▼▼▼

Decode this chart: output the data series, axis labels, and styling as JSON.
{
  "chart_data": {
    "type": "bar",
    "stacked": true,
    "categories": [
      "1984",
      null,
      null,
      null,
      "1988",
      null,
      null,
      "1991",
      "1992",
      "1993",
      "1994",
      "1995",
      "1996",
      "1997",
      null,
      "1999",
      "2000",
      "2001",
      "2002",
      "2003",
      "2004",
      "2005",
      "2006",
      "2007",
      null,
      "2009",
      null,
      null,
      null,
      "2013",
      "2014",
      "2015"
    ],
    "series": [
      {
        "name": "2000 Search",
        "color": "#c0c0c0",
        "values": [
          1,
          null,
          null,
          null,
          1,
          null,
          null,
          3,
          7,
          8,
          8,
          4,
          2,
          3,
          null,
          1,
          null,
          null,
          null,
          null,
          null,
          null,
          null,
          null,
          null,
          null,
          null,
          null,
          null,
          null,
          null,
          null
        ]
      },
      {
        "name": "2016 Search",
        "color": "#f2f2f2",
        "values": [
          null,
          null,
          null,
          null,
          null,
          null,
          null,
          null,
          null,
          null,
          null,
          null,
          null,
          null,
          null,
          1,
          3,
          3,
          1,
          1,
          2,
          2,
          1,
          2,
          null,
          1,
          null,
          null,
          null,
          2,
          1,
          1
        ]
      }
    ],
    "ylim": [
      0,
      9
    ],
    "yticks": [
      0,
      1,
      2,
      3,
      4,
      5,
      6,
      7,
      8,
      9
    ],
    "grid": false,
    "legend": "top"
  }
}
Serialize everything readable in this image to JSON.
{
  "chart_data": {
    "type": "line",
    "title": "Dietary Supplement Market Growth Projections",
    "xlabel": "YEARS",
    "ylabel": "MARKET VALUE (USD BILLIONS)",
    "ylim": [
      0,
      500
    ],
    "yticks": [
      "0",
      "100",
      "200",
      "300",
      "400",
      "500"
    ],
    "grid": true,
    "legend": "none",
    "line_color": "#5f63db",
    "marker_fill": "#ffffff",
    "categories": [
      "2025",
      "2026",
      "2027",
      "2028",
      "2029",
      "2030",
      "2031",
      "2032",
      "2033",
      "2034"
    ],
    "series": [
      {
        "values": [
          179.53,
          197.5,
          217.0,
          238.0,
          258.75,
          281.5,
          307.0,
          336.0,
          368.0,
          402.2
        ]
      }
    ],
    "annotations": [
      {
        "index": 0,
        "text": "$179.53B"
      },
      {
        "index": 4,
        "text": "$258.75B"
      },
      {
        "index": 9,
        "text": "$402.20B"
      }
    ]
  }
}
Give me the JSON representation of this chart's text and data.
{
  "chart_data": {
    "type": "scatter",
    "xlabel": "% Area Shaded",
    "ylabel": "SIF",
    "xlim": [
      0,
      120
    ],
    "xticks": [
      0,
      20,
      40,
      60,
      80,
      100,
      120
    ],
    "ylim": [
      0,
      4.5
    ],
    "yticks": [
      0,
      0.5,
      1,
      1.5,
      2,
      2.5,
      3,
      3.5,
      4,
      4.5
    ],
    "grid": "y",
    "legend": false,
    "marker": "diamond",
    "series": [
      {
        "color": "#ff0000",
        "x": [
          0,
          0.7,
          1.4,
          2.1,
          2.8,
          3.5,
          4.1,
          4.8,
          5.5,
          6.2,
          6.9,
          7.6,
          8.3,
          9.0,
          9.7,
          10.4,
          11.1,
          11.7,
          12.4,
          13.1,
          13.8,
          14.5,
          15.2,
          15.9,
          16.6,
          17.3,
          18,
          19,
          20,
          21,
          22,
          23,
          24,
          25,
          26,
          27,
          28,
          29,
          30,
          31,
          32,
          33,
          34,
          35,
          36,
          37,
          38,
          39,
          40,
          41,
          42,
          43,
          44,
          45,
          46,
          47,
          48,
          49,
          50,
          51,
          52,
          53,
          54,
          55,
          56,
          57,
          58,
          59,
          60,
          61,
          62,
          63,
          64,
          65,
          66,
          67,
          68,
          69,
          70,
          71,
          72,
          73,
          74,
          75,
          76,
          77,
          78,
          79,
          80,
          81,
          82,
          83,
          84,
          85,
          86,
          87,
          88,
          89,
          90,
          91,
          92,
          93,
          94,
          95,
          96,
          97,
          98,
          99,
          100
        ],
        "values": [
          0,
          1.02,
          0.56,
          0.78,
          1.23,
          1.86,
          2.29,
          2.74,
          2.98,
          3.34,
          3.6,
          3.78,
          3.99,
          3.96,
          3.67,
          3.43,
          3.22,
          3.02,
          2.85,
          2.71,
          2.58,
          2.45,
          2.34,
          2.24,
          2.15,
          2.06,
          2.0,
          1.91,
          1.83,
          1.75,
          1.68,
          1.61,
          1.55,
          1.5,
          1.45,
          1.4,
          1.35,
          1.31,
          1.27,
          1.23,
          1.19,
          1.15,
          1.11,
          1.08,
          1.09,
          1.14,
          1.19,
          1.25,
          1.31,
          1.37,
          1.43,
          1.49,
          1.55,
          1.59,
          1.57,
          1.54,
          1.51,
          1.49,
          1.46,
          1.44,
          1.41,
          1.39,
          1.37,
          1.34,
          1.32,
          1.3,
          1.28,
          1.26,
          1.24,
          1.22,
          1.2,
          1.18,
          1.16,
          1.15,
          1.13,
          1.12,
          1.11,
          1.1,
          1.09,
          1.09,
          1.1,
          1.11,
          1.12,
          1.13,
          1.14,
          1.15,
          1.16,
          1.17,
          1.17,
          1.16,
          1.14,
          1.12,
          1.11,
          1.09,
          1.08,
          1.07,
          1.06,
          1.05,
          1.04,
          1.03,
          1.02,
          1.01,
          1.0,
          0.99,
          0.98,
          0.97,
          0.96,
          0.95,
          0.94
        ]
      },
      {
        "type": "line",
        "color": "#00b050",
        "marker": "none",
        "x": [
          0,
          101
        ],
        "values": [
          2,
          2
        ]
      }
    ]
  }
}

▲▲▲

Search the entries for the word "JSON" and pick out every line that holds it.

Decode this chart: output the data series, axis labels, and styling as JSON.
Serialize everything readable in this image to JSON.
Give me the JSON representation of this chart's text and data.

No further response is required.